>> START The records
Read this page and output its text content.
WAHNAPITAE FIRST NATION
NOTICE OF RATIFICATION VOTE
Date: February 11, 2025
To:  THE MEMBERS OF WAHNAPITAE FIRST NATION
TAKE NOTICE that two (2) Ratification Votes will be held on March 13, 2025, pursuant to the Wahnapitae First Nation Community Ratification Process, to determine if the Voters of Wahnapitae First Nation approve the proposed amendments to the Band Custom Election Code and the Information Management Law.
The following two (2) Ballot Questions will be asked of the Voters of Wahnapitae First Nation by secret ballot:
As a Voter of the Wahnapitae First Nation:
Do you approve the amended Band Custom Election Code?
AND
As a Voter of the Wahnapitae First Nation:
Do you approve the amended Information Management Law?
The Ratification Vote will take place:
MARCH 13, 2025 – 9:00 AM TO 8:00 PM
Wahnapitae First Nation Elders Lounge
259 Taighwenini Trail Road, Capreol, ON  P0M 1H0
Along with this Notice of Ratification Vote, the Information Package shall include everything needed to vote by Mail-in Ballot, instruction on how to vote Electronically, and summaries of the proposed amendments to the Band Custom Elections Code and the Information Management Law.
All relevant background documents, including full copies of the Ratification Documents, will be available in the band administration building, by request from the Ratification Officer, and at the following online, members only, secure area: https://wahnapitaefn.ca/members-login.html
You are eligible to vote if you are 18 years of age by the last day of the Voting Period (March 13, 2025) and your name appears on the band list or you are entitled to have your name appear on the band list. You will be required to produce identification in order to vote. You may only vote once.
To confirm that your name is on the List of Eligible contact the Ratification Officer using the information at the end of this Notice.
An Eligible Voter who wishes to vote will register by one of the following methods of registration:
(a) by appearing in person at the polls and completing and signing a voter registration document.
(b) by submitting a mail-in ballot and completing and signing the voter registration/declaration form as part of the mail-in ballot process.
>> END The records
Take the entries and copy them out exactly.

**Expected answer:**
Read this page and output its text content.
WAHNAPITAE FIRST NATION
NOTICE OF RATIFICATION VOTE
Date: February 11, 2025
To:  THE MEMBERS OF WAHNAPITAE FIRST NATION
TAKE NOTICE that two (2) Ratification Votes will be held on March 13, 2025, pursuant to the Wahnapitae First Nation Community Ratification Process, to determine if the Voters of Wahnapitae First Nation approve the proposed amendments to the Band Custom Election Code and the Information Management Law.
The following two (2) Ballot Questions will be asked of the Voters of Wahnapitae First Nation by secret ballot:
As a Voter of the Wahnapitae First Nation:
Do you approve the amended Band Custom Election Code?
AND
As a Voter of the Wahnapitae First Nation:
Do you approve the amended Information Management Law?
The Ratification Vote will take place:
MARCH 13, 2025 – 9:00 AM TO 8:00 PM
Wahnapitae First Nation Elders Lounge
259 Taighwenini Trail Road, Capreol, ON  P0M 1H0
Along with this Notice of Ratification Vote, the Information Package shall include everything needed to vote by Mail-in Ballot, instruction on how to vote Electronically, and summaries of the proposed amendments to the Band Custom Elections Code and the Information Management Law.
All relevant background documents, including full copies of the Ratification Documents, will be available in the band administration building, by request from the Ratification Officer, and at the following online, members only, secure area: https://wahnapitaefn.ca/members-login.html
You are eligible to vote if you are 18 years of age by the last day of the Voting Period (March 13, 2025) and your name appears on the band list or you are entitled to have your name appear on the band list. You will be required to produce identification in order to vote. You may only vote once.
To confirm that your name is on the List of Eligible contact the Ratification Officer using the information at the end of this Notice.
An Eligible Voter who wishes to vote will register by one of the following methods of registration:
(a) by appearing in person at the polls and completing and signing a voter registration document.
(b) by submitting a mail-in ballot and completing and signing the voter registration/declaration form as part of the mail-in ballot process.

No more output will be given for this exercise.